## [What to produce]
Find the word "виробу" in the listing; pull out each line holding it.

## [Stored data]
= = =

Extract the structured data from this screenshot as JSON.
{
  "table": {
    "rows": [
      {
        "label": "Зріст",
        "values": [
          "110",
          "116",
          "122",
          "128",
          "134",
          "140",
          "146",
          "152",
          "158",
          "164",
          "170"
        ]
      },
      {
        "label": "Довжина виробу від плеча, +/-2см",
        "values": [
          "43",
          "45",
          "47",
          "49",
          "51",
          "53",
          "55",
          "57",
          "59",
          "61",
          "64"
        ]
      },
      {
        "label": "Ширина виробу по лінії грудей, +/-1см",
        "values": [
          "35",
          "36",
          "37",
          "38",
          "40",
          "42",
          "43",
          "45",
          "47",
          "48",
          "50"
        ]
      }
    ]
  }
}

= = =

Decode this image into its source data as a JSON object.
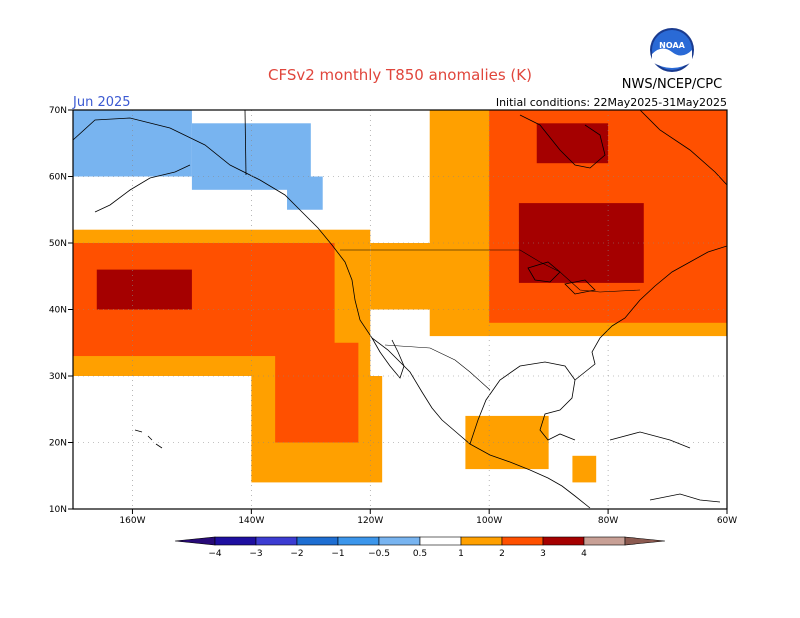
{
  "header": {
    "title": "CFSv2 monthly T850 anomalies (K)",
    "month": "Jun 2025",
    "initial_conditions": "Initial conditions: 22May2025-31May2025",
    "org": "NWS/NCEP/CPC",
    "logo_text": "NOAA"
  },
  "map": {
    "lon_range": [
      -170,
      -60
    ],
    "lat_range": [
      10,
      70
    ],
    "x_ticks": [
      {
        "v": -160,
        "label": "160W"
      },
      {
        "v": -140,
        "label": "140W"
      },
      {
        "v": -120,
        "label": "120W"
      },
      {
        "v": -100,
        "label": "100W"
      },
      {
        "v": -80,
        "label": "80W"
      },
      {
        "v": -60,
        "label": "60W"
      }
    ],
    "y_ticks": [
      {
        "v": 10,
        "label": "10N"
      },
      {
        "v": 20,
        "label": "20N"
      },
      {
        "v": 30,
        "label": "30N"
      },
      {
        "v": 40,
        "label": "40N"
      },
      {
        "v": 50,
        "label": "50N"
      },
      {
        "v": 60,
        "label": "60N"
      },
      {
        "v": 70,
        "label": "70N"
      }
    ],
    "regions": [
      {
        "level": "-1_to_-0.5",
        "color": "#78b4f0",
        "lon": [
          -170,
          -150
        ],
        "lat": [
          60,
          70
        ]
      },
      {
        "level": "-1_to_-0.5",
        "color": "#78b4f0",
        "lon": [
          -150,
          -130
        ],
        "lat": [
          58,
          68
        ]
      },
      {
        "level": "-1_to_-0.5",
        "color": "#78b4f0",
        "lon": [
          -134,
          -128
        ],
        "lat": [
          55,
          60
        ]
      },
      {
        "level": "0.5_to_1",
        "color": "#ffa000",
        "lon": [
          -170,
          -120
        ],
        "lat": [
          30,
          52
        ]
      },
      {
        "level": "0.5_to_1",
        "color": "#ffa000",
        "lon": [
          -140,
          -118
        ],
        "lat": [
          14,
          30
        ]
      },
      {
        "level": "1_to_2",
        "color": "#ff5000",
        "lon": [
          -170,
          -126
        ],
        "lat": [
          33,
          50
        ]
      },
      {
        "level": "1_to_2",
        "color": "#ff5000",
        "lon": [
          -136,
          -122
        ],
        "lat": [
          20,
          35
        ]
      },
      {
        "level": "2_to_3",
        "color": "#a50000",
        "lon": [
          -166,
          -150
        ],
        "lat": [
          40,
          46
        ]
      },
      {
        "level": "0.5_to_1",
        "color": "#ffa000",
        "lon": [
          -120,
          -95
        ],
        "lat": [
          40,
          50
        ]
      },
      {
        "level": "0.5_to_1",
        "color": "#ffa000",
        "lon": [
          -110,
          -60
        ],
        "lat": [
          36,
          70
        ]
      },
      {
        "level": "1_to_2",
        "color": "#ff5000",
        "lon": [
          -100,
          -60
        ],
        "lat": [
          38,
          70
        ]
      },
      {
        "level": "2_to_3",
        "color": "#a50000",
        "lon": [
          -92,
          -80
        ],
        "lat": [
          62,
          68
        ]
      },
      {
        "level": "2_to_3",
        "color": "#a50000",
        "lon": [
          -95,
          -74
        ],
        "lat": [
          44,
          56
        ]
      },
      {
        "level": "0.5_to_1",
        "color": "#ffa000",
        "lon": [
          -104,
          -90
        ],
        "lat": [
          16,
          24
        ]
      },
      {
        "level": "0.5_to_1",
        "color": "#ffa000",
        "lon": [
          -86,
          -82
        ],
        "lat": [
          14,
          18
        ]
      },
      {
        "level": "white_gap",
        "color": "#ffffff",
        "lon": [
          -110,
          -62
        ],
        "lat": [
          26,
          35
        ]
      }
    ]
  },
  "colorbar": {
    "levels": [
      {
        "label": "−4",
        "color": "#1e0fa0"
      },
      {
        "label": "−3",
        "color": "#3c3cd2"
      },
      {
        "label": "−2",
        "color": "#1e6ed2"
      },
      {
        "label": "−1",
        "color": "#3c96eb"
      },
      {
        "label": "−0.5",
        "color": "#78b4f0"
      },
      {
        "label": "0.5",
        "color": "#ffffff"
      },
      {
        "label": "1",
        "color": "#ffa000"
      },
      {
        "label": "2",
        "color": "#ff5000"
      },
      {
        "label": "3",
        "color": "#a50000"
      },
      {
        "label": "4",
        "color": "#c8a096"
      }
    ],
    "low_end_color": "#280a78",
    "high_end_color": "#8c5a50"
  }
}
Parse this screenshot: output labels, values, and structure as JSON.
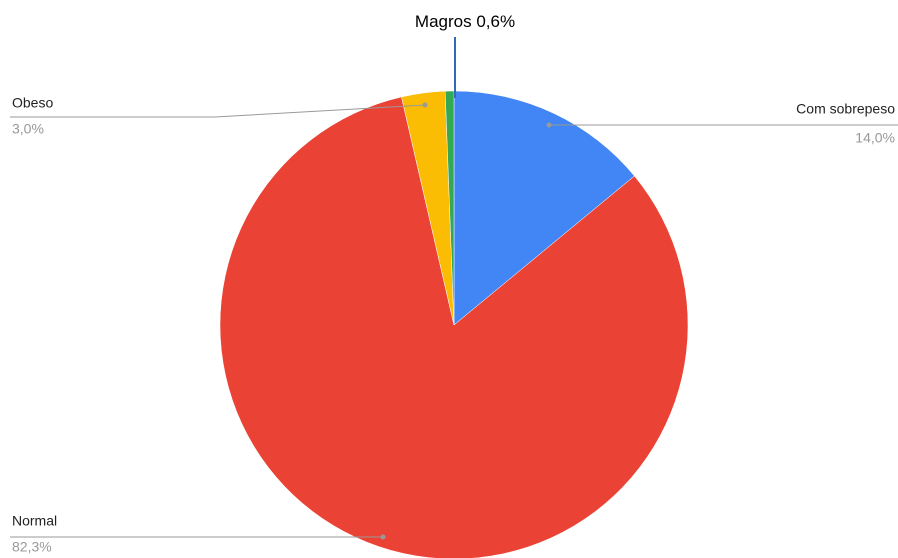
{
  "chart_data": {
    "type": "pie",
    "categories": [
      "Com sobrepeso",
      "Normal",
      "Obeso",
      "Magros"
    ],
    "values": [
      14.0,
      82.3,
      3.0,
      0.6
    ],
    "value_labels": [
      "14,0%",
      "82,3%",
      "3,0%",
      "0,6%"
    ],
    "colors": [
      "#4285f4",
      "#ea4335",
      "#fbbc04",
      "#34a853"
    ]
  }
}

= = =

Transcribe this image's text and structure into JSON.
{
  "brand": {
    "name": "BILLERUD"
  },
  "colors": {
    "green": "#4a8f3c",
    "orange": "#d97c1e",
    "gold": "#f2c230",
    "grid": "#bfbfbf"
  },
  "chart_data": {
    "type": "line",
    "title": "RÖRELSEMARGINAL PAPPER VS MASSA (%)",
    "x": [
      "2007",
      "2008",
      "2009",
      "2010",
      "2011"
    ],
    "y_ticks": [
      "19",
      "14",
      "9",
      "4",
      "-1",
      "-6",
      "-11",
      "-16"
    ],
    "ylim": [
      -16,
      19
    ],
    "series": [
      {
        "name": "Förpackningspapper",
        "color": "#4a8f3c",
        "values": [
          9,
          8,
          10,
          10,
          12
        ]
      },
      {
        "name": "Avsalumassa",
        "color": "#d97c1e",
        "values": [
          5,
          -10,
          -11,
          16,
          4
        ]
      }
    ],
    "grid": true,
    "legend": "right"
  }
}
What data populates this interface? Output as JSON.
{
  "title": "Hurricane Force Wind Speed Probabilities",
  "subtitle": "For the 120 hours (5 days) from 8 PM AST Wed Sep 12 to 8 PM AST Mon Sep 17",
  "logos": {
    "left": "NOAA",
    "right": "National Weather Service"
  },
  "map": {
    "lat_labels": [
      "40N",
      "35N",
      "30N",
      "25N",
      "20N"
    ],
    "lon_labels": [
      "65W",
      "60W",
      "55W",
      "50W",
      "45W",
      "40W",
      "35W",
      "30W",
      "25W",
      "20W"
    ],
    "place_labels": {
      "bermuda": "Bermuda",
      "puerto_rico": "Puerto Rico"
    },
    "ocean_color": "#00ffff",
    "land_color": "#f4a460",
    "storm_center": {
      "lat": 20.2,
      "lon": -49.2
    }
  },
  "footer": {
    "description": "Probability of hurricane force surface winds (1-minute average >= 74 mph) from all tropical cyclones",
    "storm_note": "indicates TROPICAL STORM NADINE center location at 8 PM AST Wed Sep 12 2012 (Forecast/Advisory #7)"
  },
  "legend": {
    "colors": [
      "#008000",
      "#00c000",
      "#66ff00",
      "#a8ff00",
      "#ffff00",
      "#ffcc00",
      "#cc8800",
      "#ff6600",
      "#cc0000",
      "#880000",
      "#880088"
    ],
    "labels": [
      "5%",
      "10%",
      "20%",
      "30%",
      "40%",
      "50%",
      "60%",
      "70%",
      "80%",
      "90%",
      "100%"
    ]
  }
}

= = =

## [Solution to the problem]
        "label": "Довжина виробу від плеча, +/-2см",
        "label": "Ширина виробу по лінії грудей, +/-1см",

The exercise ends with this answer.